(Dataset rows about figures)
** start **
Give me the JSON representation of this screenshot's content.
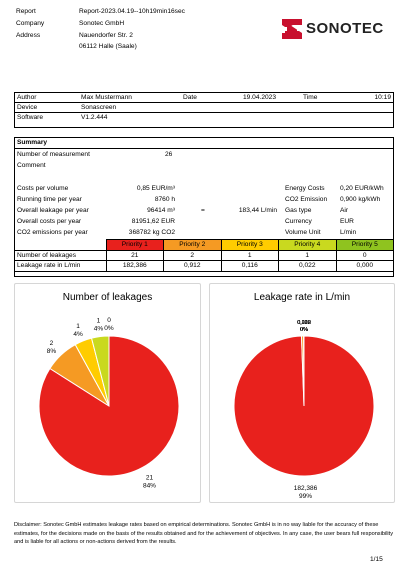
{
  "header": {
    "report_label": "Report",
    "report_value": "Report-2023.04.19--10h19min16sec",
    "company_label": "Company",
    "company_value": "Sonotec GmbH",
    "address_label": "Address",
    "address_line1": "Nauendorfer Str. 2",
    "address_line2": "06112 Halle (Saale)",
    "logo_text": "SONOTEC",
    "logo_color": "#c8102e"
  },
  "meta": {
    "author_label": "Author",
    "author_value": "Max Mustermann",
    "date_label": "Date",
    "date_value": "19.04.2023",
    "time_label": "Time",
    "time_value": "10:19",
    "device_label": "Device",
    "device_value": "Sonascreen",
    "software_label": "Software",
    "software_value": "V1.2.444"
  },
  "summary": {
    "title": "Summary",
    "num_measurement_label": "Number of measurement",
    "num_measurement_value": "26",
    "comment_label": "Comment",
    "costs_per_volume_label": "Costs per volume",
    "costs_per_volume_value": "0,85 EUR/m³",
    "running_time_label": "Running time per year",
    "running_time_value": "8760 h",
    "overall_leakage_label": "Overall leakage per year",
    "overall_leakage_value": "96414 m³",
    "equals": "=",
    "overall_leakage_rate": "183,44 L/min",
    "overall_costs_label": "Overall costs per year",
    "overall_costs_value": "81951,62 EUR",
    "co2_label": "CO2 emissions per year",
    "co2_value": "368782 kg CO2",
    "energy_costs_label": "Energy Costs",
    "energy_costs_value": "0,20 EUR/kWh",
    "co2_emission_label": "CO2 Emission",
    "co2_emission_value": "0,900 kg/kWh",
    "gas_type_label": "Gas type",
    "gas_type_value": "Air",
    "currency_label": "Currency",
    "currency_value": "EUR",
    "volume_unit_label": "Volume Unit",
    "volume_unit_value": "L/min"
  },
  "priority_table": {
    "headers": [
      "Priority 1",
      "Priority 2",
      "Priority 3",
      "Priority 4",
      "Priority 5"
    ],
    "header_colors": [
      "#e8211d",
      "#f59a23",
      "#ffcc00",
      "#c9d91f",
      "#8fc31f"
    ],
    "row1_label": "Number of leakages",
    "row1_values": [
      "21",
      "2",
      "1",
      "1",
      "0"
    ],
    "row2_label": "Leakage rate in L/min",
    "row2_values": [
      "182,386",
      "0,912",
      "0,116",
      "0,022",
      "0,000"
    ]
  },
  "chart_data": [
    {
      "type": "pie",
      "title": "Number of leakages",
      "categories": [
        "Priority 1",
        "Priority 2",
        "Priority 3",
        "Priority 4",
        "Priority 5"
      ],
      "values": [
        21,
        2,
        1,
        1,
        0
      ],
      "percent_labels": [
        "84%",
        "8%",
        "4%",
        "4%",
        "0%"
      ],
      "colors": [
        "#e8211d",
        "#f59a23",
        "#ffcc00",
        "#c9d91f",
        "#8fc31f"
      ]
    },
    {
      "type": "pie",
      "title": "Leakage rate in L/min",
      "categories": [
        "Priority 1",
        "Priority 2",
        "Priority 3",
        "Priority 4",
        "Priority 5"
      ],
      "values": [
        182.386,
        0.912,
        0.116,
        0.022,
        0.0
      ],
      "value_labels": [
        "182,386",
        "0,912",
        "0,116",
        "0,022",
        "0,000"
      ],
      "percent_labels": [
        "99%",
        "0%",
        "0%",
        "0%",
        "0%"
      ],
      "colors": [
        "#e8211d",
        "#f59a23",
        "#ffcc00",
        "#c9d91f",
        "#8fc31f"
      ]
    }
  ],
  "footer": {
    "disclaimer": "Disclaimer: Sonotec GmbH estimates leakage rates based on empirical determinations. Sonotec GmbH is in no way liable for the accuracy of these estimates, for the decisions made on the basis of the results obtained and for the achievement of objectives. In any case, the user bears full responsibility and is liable for all actions or non-actions derived from the results.",
    "page_number": "1/15"
  }
}
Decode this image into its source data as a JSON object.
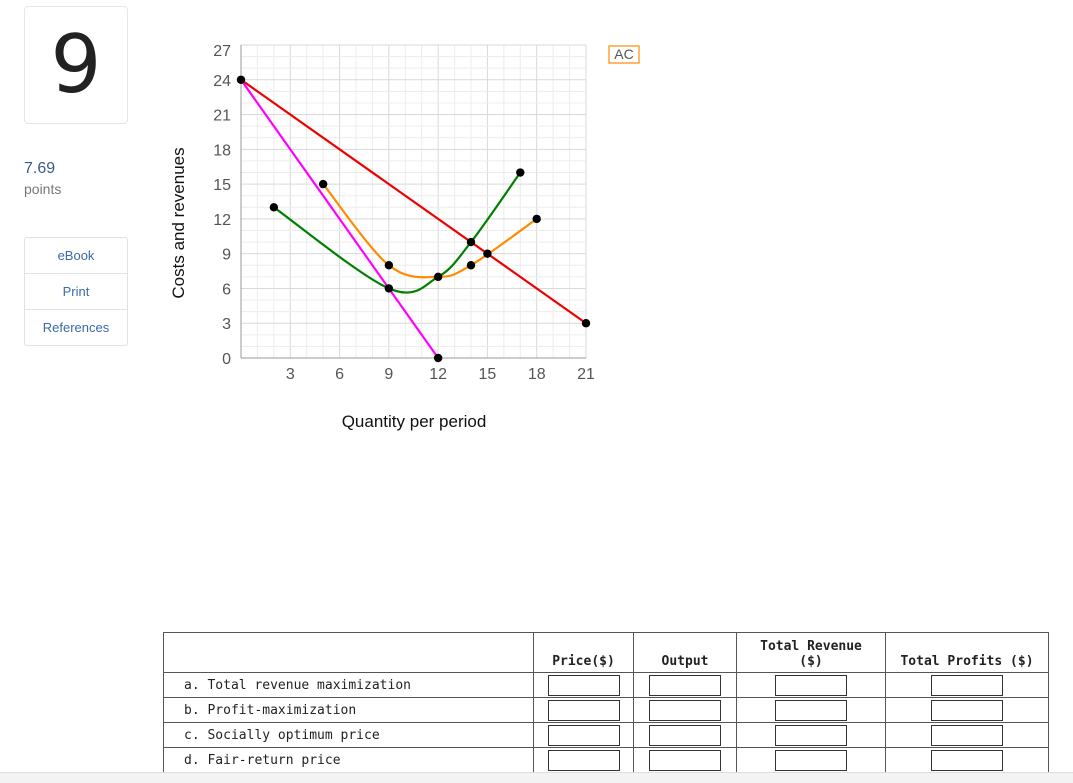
** end **
### Short exercise
Among the entries above, how many lines hold the string "JSON"? Give the number by itself.

### Final answer
2